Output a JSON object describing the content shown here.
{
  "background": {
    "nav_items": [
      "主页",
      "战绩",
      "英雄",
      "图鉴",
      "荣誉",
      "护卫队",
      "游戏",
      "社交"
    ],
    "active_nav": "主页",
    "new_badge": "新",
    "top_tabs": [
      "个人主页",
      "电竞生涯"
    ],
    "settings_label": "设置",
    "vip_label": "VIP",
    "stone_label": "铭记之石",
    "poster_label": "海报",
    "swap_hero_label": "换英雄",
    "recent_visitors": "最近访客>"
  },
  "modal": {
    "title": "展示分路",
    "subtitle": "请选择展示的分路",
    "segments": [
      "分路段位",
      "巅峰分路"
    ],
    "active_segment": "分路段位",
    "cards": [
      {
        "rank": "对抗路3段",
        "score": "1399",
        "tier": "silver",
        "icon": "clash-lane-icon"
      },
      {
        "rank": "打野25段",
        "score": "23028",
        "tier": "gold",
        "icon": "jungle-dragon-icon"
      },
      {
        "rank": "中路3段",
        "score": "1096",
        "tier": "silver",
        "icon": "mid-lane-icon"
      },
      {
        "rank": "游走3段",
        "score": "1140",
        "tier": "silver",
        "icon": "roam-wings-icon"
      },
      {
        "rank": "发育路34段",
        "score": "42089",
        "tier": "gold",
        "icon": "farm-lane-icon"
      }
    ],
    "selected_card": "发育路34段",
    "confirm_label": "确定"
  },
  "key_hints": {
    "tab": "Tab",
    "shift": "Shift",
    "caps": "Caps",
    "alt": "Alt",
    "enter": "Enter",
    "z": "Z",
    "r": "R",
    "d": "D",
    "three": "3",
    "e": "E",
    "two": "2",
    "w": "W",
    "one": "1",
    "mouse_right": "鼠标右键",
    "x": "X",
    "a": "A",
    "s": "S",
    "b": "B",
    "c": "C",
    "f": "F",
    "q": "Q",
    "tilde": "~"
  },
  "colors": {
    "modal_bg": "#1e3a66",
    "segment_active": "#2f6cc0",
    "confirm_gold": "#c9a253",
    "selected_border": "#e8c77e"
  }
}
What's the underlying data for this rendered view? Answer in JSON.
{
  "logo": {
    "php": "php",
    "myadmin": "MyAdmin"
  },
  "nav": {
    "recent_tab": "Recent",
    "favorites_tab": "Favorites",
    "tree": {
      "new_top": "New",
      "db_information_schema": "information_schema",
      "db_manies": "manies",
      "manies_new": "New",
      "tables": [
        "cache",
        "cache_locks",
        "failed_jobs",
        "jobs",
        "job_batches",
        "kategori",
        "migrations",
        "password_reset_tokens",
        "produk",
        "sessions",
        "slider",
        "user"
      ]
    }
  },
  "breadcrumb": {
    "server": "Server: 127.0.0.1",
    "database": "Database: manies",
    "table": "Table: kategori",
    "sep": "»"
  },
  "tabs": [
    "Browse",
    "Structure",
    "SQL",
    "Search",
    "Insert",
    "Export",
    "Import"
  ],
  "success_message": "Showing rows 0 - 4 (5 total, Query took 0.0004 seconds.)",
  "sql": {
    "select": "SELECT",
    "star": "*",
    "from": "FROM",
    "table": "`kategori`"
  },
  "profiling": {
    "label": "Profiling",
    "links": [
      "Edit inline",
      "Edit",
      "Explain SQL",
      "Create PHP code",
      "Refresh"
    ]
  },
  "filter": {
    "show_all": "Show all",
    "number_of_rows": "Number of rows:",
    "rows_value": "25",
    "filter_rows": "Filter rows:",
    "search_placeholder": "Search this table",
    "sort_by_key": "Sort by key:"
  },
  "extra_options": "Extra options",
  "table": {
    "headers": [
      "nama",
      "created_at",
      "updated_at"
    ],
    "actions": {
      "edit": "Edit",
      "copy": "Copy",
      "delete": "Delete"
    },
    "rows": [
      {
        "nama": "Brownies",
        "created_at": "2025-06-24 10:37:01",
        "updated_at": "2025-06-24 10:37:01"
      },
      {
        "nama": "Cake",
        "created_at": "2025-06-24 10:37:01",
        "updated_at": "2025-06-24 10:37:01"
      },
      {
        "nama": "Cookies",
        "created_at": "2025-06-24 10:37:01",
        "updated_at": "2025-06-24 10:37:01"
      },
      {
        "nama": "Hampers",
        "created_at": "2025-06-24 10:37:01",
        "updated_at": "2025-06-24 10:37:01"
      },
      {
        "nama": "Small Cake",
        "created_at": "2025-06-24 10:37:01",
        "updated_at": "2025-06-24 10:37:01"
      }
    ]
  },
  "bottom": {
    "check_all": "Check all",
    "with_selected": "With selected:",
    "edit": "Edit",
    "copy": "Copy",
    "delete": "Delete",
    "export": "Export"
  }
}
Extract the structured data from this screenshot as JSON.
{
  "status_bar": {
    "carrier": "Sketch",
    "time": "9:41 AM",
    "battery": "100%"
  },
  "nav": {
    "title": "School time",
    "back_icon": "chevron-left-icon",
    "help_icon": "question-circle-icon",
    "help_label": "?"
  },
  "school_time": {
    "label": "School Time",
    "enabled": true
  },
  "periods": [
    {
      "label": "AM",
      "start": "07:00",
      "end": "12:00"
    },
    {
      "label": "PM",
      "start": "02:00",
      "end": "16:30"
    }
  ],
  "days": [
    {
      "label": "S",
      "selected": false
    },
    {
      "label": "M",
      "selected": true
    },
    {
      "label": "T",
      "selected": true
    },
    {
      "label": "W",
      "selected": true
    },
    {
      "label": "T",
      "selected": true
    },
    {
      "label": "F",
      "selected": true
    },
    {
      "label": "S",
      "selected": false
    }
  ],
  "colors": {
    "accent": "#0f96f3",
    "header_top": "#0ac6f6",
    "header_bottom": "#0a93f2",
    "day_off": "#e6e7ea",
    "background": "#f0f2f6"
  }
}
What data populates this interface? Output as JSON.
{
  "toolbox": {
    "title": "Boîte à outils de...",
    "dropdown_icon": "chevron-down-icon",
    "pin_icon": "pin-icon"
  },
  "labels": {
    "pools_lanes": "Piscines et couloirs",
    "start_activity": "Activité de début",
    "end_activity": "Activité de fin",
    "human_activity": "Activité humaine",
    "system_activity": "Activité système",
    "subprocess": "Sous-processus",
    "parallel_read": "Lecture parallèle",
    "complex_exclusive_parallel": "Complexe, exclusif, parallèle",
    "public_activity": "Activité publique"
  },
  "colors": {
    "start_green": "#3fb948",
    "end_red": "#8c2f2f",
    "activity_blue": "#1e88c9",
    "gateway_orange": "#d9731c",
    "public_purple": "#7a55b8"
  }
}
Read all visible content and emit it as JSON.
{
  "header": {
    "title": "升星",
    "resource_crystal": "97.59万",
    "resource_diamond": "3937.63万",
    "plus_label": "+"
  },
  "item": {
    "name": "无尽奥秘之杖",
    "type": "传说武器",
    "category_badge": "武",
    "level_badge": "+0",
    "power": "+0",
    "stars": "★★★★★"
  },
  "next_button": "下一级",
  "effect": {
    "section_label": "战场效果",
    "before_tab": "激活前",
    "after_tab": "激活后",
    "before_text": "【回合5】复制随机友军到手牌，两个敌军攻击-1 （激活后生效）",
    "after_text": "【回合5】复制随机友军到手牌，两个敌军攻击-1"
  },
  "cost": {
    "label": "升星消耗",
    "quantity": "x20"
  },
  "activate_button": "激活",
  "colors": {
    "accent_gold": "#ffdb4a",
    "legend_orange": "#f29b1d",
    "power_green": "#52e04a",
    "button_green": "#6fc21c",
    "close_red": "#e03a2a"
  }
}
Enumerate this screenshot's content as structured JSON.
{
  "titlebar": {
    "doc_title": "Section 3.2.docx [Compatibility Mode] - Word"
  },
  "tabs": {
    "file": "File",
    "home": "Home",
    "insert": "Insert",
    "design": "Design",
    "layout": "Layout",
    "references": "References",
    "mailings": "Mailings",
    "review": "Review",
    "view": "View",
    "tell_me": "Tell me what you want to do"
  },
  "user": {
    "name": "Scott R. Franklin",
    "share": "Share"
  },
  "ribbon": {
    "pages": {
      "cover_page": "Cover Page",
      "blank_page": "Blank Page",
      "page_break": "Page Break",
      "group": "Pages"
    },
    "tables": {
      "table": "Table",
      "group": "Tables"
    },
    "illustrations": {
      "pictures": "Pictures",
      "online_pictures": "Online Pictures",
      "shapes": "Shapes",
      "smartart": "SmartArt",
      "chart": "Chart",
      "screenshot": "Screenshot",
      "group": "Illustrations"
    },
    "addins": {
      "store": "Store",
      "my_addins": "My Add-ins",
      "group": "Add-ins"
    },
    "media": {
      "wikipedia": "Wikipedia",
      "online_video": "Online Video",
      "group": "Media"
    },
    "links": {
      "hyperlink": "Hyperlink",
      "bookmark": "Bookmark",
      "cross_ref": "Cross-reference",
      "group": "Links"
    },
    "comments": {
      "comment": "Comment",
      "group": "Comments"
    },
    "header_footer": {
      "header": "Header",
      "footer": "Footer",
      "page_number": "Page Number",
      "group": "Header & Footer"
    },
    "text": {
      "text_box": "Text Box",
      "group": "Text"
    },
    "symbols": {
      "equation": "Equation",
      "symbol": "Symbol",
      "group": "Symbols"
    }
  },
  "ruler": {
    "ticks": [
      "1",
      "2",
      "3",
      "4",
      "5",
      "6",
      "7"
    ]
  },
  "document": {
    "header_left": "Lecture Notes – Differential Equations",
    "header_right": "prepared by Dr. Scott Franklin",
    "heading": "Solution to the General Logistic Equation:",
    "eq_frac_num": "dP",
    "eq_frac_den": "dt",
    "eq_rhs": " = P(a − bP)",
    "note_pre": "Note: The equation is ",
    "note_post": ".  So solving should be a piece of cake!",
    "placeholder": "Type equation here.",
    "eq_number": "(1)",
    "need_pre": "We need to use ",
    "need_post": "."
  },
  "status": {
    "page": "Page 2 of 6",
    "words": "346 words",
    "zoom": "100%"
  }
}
********************
» **WHAT THE TASK ASKS**
Say how many lines of the data include the string "Search". Nothing other than the number should be given.

» **EXPECTED ANSWER**
2